--- OBJECTIVE ---
Your answer should be a single number: the count of lines holding the word "bestaat".

--- DATA TO PROCESS ---

--*--

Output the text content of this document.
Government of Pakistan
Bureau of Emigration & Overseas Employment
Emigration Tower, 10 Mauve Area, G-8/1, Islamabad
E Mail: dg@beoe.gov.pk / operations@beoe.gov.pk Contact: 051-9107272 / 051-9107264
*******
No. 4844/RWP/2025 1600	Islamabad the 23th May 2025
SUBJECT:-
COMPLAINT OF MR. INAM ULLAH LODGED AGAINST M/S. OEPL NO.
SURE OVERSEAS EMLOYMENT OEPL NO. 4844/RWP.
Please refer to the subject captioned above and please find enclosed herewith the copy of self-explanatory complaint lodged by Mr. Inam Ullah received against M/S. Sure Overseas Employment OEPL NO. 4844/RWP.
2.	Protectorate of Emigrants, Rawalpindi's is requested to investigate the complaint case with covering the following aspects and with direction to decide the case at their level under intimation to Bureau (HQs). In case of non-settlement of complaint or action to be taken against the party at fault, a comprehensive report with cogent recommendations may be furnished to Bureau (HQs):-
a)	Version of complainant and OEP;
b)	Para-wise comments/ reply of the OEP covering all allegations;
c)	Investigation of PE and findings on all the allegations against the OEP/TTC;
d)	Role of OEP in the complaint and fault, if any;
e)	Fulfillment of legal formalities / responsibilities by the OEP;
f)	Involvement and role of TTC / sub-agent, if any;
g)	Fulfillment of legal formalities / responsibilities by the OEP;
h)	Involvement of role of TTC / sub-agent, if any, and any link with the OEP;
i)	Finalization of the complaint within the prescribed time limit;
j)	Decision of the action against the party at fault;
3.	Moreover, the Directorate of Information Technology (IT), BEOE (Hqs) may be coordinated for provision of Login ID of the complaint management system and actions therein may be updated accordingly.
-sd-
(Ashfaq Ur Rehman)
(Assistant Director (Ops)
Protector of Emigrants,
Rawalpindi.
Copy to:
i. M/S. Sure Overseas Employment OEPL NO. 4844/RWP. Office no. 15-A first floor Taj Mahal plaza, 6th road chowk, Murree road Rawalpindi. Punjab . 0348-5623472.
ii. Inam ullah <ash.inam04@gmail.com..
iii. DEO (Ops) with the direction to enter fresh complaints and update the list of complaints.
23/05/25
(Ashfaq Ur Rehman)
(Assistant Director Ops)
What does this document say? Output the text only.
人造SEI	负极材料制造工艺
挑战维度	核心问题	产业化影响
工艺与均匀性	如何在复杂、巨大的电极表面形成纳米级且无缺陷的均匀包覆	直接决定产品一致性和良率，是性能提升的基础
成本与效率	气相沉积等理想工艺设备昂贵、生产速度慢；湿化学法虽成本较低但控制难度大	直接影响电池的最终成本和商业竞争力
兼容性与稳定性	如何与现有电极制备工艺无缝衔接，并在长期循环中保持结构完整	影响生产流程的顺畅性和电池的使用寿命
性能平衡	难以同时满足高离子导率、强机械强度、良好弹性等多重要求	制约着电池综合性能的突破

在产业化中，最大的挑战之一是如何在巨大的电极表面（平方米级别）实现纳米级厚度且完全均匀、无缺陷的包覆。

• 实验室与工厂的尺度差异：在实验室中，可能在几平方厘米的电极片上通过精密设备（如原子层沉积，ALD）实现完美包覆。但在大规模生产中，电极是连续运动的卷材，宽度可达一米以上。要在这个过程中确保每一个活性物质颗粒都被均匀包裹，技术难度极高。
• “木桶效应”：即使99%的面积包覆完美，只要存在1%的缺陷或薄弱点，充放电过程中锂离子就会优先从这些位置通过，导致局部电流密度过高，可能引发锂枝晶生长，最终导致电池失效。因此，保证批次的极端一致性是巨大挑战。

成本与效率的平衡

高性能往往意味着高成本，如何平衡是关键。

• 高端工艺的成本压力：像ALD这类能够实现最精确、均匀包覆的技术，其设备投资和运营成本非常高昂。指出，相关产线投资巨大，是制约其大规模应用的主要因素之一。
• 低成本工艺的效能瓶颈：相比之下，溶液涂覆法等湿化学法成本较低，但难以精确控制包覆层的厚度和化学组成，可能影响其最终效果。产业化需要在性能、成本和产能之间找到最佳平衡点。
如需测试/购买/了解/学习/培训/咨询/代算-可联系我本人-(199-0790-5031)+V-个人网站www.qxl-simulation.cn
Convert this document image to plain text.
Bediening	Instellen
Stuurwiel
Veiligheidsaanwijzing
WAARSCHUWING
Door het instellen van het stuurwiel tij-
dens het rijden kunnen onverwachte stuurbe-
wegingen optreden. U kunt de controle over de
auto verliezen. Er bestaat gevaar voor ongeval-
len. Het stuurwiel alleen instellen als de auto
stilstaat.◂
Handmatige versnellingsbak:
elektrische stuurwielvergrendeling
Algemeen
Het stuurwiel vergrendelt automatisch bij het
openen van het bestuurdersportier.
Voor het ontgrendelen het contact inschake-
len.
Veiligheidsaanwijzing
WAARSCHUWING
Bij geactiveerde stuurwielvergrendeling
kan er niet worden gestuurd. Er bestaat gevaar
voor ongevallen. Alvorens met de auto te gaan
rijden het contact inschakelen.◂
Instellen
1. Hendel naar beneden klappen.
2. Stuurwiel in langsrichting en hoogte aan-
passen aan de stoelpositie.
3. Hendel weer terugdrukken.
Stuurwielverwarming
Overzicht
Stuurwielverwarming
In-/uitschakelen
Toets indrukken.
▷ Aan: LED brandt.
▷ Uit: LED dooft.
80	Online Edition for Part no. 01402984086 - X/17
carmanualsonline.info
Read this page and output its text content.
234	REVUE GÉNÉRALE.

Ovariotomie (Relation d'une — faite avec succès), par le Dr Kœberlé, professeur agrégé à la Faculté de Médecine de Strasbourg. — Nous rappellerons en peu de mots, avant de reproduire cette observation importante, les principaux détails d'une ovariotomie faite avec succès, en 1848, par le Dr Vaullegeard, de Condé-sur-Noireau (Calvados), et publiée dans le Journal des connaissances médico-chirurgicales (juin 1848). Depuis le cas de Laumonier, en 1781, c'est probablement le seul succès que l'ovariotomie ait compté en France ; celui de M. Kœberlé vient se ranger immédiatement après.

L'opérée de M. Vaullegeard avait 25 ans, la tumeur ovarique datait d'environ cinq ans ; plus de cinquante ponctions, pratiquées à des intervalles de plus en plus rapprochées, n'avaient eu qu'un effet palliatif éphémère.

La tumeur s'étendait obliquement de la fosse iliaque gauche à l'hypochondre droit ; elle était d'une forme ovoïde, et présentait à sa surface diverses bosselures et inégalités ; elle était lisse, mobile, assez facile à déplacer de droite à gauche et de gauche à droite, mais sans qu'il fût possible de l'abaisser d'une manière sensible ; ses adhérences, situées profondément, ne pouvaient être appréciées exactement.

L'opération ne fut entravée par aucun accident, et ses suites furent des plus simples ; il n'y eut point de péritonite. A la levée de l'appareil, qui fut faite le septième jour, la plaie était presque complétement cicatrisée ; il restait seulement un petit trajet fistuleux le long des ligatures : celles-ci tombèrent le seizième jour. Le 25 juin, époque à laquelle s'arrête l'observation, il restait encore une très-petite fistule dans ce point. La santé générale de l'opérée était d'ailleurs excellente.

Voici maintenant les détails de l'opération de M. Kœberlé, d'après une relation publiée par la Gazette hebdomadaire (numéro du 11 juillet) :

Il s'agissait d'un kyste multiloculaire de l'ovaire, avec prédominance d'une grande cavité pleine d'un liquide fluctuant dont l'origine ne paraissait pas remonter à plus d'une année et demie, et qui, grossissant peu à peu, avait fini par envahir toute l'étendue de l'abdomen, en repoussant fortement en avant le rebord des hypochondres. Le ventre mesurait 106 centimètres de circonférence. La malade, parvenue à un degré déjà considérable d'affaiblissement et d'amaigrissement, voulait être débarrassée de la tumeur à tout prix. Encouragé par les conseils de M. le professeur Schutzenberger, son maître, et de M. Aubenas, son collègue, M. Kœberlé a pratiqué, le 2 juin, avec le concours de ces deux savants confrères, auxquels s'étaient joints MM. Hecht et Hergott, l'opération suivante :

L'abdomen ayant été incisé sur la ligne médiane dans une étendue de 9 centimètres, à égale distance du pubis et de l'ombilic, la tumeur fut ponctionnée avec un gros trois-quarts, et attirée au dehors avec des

--*--

--- REPLY TO THE TASK ---
2